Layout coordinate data
———
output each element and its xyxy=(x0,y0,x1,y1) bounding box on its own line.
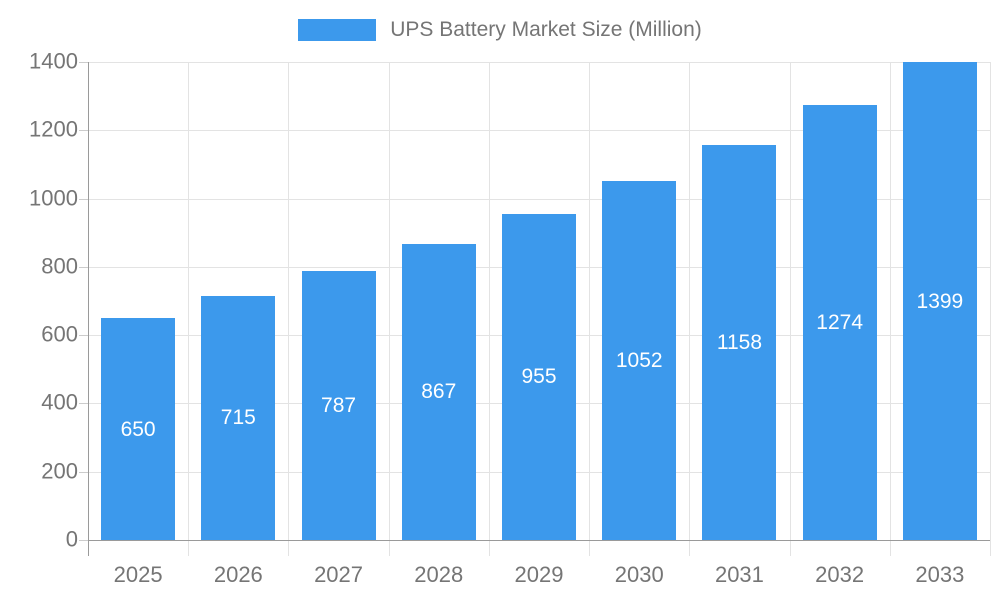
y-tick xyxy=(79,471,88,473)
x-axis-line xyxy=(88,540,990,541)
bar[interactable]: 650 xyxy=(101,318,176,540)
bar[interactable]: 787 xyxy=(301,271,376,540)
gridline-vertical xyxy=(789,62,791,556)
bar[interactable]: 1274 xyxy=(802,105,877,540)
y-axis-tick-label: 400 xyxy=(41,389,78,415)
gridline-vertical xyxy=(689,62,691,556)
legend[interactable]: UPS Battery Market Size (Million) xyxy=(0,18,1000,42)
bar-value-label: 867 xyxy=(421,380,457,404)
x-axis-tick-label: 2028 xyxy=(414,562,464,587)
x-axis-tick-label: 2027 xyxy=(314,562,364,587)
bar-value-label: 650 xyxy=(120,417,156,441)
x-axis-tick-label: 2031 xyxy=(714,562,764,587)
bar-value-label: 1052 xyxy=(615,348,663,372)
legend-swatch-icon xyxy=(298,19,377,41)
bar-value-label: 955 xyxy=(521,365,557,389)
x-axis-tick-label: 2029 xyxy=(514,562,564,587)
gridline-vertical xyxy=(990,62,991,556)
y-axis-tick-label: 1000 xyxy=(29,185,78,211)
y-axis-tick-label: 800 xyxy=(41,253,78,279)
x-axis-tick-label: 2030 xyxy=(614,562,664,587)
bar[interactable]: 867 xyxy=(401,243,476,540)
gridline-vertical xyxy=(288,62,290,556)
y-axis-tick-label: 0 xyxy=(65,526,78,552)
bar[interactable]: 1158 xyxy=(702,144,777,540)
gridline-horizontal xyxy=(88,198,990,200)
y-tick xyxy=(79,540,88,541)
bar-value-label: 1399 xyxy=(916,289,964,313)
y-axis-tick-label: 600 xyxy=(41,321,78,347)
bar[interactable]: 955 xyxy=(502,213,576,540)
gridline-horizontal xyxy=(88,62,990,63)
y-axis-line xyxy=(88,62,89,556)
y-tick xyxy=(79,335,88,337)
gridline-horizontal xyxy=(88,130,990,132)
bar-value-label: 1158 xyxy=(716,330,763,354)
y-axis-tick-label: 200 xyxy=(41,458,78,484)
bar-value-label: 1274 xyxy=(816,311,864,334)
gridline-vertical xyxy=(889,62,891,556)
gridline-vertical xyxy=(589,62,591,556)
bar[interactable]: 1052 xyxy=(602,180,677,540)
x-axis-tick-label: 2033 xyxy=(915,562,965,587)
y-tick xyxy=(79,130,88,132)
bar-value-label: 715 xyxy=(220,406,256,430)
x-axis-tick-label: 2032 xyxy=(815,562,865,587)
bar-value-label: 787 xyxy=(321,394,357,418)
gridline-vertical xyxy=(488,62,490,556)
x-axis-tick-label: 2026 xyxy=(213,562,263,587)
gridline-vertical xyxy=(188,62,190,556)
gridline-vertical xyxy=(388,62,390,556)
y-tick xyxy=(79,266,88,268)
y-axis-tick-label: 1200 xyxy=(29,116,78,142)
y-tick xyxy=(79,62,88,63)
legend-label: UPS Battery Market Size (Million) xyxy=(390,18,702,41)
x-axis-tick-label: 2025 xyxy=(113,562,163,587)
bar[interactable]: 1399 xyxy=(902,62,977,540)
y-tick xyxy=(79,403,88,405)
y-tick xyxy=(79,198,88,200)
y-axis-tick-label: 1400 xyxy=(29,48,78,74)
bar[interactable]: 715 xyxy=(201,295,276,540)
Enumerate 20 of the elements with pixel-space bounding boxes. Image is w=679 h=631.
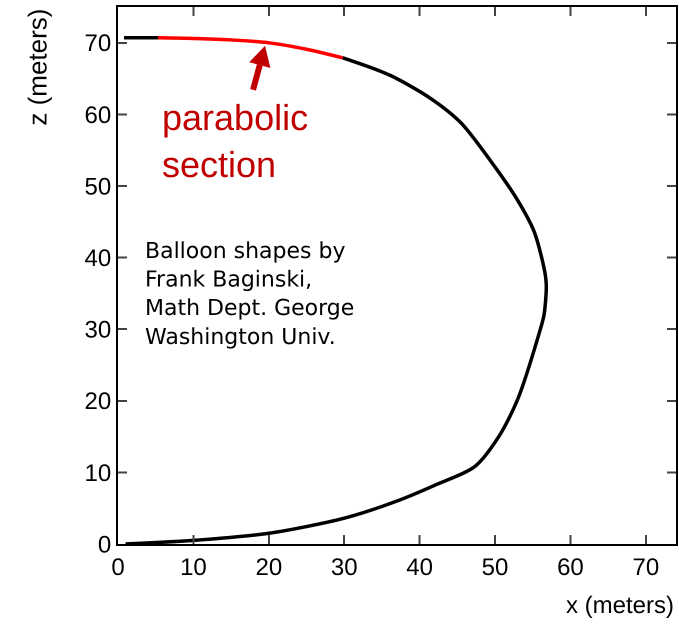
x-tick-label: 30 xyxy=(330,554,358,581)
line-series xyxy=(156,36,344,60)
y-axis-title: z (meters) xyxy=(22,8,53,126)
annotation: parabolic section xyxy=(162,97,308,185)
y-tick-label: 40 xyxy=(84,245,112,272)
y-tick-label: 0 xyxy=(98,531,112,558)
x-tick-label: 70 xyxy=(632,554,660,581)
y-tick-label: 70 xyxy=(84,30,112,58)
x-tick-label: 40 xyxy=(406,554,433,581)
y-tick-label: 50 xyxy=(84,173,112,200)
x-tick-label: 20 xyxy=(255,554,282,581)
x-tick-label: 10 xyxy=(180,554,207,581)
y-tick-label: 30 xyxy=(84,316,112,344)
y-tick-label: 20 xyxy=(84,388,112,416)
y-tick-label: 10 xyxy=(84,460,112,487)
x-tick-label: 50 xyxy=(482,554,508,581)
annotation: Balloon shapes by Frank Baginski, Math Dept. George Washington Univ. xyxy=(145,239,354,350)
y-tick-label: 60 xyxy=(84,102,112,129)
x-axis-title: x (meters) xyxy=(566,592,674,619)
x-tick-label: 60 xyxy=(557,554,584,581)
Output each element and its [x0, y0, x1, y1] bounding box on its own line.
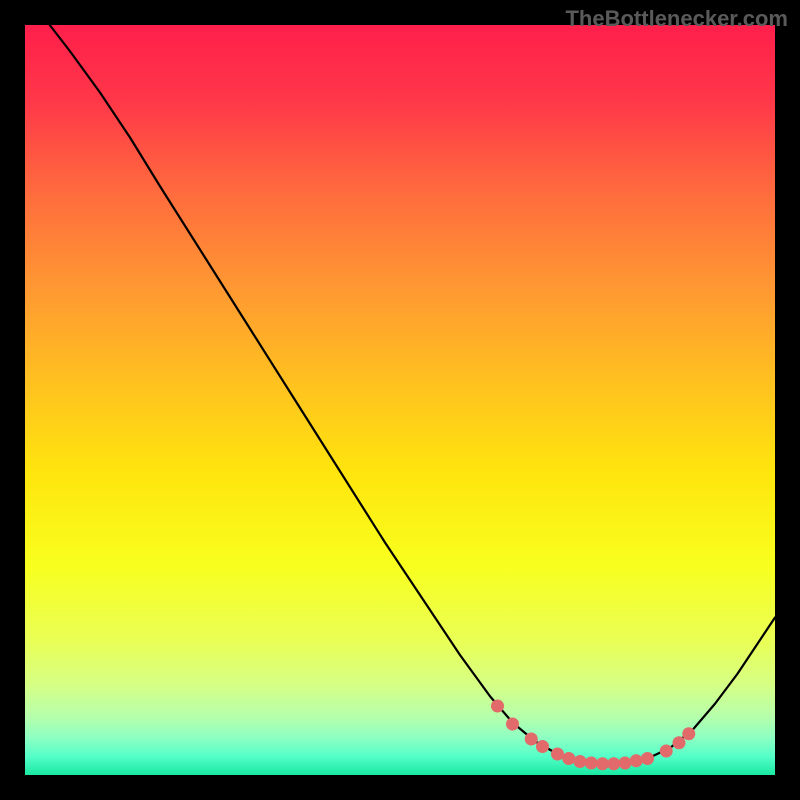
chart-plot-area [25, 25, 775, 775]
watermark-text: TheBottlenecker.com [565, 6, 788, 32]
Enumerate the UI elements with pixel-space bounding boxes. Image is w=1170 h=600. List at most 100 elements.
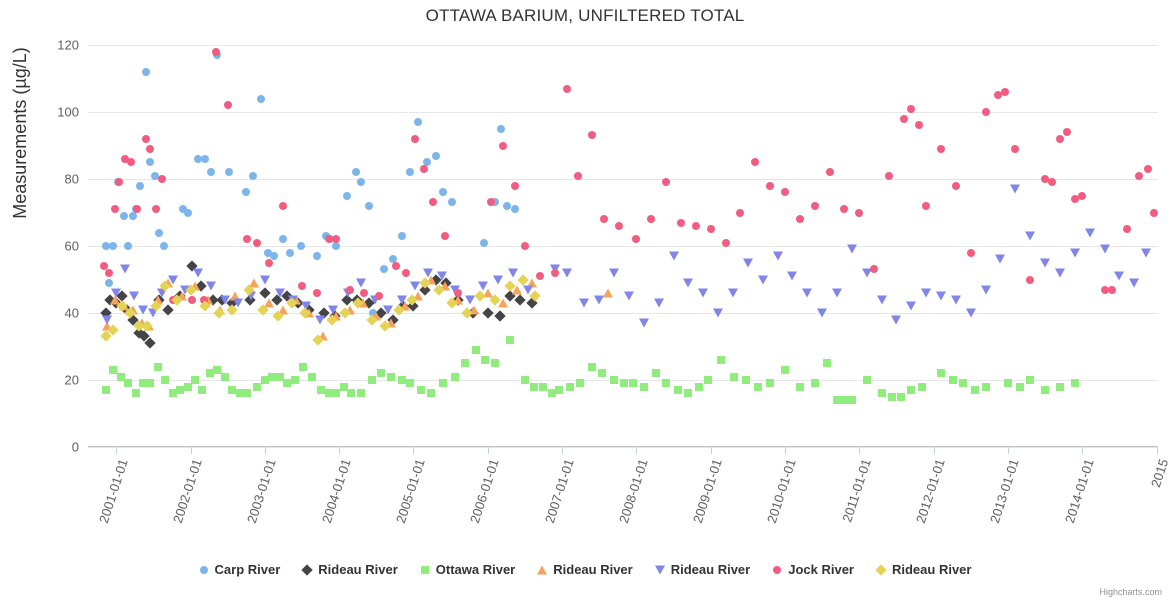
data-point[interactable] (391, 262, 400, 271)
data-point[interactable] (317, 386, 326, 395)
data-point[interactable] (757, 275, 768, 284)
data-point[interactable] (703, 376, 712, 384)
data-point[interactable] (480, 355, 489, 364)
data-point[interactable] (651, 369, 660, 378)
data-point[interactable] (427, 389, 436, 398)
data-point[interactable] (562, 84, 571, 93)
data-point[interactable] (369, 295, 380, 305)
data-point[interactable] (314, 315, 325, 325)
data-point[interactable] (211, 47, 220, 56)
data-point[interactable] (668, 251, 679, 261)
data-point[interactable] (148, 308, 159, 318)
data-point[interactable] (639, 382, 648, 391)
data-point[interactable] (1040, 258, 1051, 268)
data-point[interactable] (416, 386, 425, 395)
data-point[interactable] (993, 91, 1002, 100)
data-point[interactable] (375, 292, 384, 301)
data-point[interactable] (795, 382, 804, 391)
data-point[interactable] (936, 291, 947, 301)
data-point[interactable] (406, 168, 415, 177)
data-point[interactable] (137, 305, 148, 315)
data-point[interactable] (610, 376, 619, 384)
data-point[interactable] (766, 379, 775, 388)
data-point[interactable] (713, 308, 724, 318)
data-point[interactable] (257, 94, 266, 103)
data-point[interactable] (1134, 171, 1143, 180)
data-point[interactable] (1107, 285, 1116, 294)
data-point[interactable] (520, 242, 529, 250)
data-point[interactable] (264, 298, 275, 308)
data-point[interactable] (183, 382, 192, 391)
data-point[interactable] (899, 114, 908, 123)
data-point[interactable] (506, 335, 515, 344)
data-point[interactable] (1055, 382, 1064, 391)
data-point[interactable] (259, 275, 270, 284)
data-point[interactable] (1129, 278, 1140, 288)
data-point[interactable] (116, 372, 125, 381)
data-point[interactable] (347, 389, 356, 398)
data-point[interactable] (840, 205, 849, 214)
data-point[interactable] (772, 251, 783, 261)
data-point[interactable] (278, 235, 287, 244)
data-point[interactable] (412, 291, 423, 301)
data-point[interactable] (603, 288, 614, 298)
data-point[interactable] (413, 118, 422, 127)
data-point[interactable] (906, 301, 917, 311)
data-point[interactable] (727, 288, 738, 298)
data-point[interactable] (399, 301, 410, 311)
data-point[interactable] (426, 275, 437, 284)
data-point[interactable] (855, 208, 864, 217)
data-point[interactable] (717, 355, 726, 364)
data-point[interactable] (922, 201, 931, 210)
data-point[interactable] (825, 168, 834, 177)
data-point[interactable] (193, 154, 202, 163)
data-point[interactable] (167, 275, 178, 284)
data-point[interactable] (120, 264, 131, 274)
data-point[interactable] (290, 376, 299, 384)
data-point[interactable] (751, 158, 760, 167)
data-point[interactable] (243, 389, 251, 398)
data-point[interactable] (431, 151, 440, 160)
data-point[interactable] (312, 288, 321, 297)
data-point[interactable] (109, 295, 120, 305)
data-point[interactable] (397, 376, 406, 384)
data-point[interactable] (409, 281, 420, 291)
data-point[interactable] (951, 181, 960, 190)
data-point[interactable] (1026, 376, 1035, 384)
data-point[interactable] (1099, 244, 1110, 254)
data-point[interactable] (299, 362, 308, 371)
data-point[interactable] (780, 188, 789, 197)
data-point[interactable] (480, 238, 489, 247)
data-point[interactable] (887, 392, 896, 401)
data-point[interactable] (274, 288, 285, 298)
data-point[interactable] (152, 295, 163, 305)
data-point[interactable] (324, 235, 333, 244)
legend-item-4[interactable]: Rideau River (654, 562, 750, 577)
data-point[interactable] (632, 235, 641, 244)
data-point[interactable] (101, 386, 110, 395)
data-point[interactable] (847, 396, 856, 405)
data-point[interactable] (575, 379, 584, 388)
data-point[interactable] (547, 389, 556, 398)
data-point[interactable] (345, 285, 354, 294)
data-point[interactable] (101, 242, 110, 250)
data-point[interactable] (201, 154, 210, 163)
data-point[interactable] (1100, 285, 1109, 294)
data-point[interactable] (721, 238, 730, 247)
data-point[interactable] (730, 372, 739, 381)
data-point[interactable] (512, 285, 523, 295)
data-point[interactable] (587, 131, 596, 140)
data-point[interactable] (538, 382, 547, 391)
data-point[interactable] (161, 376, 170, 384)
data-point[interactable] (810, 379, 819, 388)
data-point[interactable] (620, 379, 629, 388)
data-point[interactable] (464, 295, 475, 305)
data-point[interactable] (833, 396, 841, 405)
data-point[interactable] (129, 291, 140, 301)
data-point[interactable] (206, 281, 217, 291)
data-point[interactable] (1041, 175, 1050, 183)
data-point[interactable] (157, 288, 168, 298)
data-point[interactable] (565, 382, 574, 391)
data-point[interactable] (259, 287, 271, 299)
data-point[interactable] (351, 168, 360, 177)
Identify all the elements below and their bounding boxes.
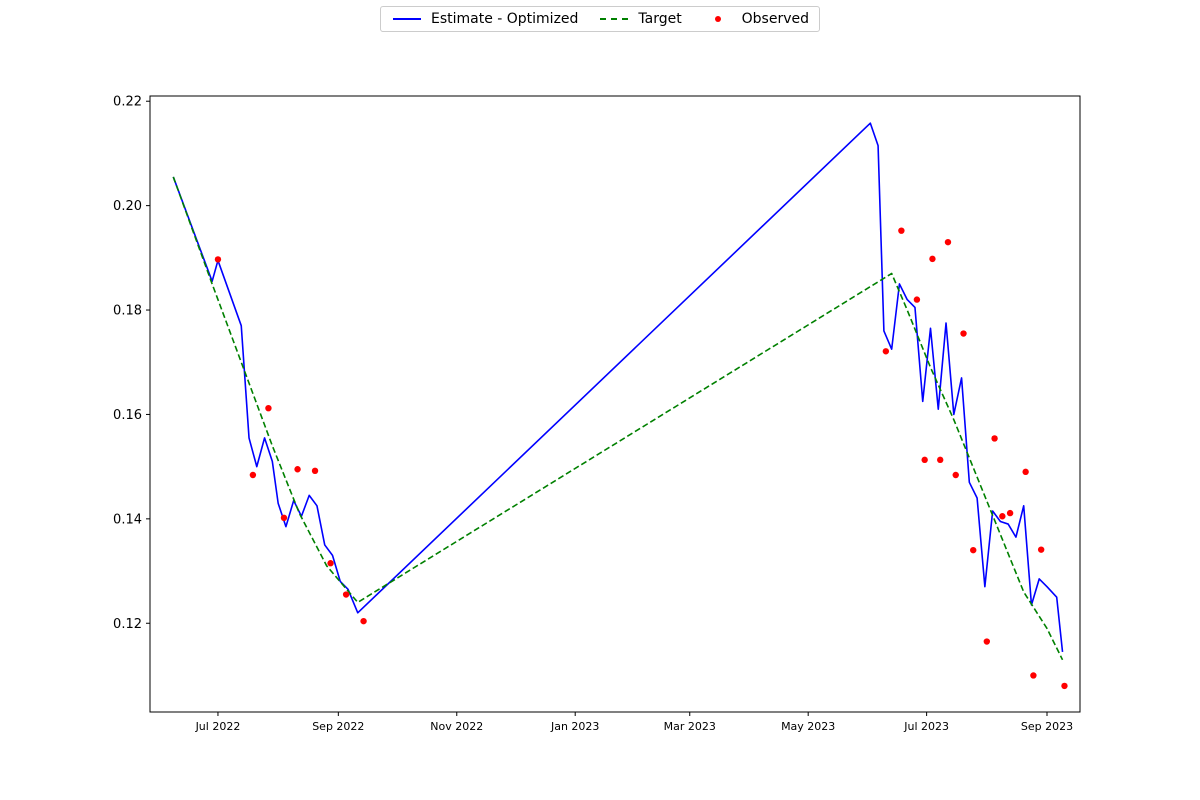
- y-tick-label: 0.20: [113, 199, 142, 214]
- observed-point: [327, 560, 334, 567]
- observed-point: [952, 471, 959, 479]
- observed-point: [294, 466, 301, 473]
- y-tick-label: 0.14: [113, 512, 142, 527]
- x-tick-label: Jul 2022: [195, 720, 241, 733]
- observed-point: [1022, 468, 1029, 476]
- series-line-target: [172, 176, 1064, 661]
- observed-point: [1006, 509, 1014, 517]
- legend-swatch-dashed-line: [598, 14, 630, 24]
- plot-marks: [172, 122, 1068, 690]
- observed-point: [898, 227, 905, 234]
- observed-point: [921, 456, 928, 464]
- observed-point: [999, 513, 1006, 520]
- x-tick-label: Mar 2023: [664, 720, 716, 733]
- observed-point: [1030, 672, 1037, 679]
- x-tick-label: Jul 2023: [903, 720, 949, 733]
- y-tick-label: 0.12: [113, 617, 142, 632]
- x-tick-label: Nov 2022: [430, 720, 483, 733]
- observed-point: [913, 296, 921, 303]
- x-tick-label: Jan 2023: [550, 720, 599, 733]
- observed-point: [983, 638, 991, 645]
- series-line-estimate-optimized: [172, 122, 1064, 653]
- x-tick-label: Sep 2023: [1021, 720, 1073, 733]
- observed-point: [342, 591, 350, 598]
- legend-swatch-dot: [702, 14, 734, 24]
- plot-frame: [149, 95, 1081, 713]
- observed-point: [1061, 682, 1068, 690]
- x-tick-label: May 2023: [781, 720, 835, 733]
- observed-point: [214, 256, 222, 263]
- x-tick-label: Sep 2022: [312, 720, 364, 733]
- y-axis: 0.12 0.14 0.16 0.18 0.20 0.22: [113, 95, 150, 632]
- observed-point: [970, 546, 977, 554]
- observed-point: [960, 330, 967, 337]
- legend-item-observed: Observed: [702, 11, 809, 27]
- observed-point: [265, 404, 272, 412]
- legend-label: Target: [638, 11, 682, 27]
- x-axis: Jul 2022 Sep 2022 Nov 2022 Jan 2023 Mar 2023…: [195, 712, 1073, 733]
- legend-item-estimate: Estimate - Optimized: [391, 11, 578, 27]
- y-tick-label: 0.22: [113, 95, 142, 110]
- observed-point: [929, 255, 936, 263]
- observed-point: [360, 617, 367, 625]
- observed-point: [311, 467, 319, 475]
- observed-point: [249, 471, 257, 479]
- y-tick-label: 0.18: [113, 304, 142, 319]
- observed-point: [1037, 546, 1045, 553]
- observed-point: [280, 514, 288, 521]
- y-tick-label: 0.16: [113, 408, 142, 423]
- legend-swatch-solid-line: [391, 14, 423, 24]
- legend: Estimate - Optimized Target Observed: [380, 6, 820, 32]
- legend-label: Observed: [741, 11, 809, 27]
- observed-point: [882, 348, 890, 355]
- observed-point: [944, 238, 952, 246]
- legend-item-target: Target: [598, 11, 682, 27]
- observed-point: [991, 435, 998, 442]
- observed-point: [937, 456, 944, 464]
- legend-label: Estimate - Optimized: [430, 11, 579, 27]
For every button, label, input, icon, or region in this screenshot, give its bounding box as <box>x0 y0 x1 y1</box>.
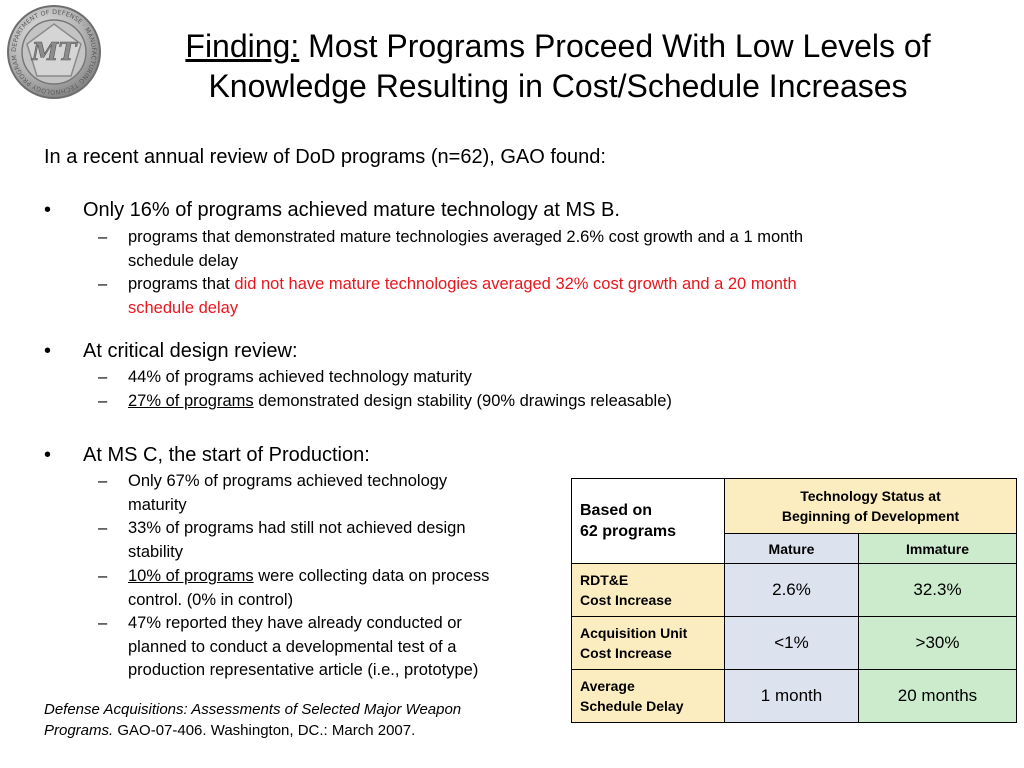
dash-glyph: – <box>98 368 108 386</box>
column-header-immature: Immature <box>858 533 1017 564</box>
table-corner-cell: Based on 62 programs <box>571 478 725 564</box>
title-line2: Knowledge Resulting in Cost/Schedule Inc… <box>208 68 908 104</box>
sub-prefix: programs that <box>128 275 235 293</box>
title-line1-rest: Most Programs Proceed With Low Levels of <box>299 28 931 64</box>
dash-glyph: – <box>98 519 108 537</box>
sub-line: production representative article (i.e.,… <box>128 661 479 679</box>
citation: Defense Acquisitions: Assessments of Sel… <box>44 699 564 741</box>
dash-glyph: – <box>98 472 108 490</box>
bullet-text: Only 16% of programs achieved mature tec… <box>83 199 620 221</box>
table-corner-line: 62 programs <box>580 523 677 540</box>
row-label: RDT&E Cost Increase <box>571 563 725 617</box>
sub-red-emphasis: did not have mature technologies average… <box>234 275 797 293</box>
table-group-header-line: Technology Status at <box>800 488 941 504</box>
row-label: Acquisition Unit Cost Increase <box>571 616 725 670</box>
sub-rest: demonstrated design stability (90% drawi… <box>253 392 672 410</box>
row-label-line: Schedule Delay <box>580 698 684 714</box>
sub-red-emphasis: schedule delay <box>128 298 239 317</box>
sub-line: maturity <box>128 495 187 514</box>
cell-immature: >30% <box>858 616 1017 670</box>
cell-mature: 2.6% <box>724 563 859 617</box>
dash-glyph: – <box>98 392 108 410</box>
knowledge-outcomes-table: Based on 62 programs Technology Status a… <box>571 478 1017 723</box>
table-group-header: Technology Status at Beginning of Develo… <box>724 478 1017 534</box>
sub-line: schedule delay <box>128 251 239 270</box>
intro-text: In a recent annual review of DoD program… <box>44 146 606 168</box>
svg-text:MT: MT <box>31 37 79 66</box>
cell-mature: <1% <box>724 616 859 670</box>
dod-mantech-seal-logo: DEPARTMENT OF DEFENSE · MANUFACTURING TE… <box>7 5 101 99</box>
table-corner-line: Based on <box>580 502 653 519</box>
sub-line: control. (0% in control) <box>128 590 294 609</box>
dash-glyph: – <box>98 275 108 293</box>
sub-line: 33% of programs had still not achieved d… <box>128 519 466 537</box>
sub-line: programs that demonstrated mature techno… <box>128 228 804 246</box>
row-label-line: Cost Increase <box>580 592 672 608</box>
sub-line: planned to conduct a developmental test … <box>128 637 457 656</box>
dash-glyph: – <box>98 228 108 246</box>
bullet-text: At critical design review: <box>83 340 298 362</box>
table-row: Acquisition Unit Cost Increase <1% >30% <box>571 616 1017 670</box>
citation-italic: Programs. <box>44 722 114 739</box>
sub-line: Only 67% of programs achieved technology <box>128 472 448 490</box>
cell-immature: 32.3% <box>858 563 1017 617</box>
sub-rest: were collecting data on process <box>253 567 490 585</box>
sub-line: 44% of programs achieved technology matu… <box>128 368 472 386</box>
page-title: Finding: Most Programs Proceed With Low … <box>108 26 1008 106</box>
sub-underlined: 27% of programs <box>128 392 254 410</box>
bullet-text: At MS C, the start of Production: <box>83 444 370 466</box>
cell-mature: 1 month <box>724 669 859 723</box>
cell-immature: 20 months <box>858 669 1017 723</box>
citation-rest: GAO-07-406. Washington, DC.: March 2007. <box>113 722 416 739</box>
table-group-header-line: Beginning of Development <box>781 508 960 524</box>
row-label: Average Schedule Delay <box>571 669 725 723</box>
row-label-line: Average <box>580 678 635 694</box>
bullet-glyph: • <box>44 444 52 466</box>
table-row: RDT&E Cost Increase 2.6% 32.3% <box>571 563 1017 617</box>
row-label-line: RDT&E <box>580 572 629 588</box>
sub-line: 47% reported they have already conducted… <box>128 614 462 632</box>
———
> **Task instructions**
Please echo the lines between the one holding "data-point[interactable] (391, 262, 400, 271)" and the one holding "data-point[interactable] (116, 372, 125, 381)", inclusive, exactly as they appear.

> **Problem solution**
data-point[interactable] (391, 262, 400, 271)
data-point[interactable] (317, 386, 326, 395)
data-point[interactable] (757, 275, 768, 284)
data-point[interactable] (703, 376, 712, 384)
data-point[interactable] (480, 355, 489, 364)
data-point[interactable] (651, 369, 660, 378)
data-point[interactable] (427, 389, 436, 398)
data-point[interactable] (562, 84, 571, 93)
data-point[interactable] (369, 295, 380, 305)
data-point[interactable] (314, 315, 325, 325)
data-point[interactable] (211, 47, 220, 56)
data-point[interactable] (668, 251, 679, 261)
data-point[interactable] (148, 308, 159, 318)
data-point[interactable] (639, 382, 648, 391)
data-point[interactable] (1040, 258, 1051, 268)
data-point[interactable] (416, 386, 425, 395)
data-point[interactable] (993, 91, 1002, 100)
data-point[interactable] (375, 292, 384, 301)
data-point[interactable] (795, 382, 804, 391)
data-point[interactable] (936, 291, 947, 301)
data-point[interactable] (406, 168, 415, 177)
data-point[interactable] (137, 305, 148, 315)
data-point[interactable] (610, 376, 619, 384)
data-point[interactable] (766, 379, 775, 388)
data-point[interactable] (713, 308, 724, 318)
data-point[interactable] (257, 94, 266, 103)
data-point[interactable] (1134, 171, 1143, 180)
data-point[interactable] (1107, 285, 1116, 294)
data-point[interactable] (520, 242, 529, 250)
data-point[interactable] (264, 298, 275, 308)
data-point[interactable] (183, 382, 192, 391)
data-point[interactable] (899, 114, 908, 123)
data-point[interactable] (506, 335, 515, 344)
data-point[interactable] (1055, 382, 1064, 391)
data-point[interactable] (259, 275, 270, 284)
data-point[interactable] (1129, 278, 1140, 288)
data-point[interactable] (116, 372, 125, 381)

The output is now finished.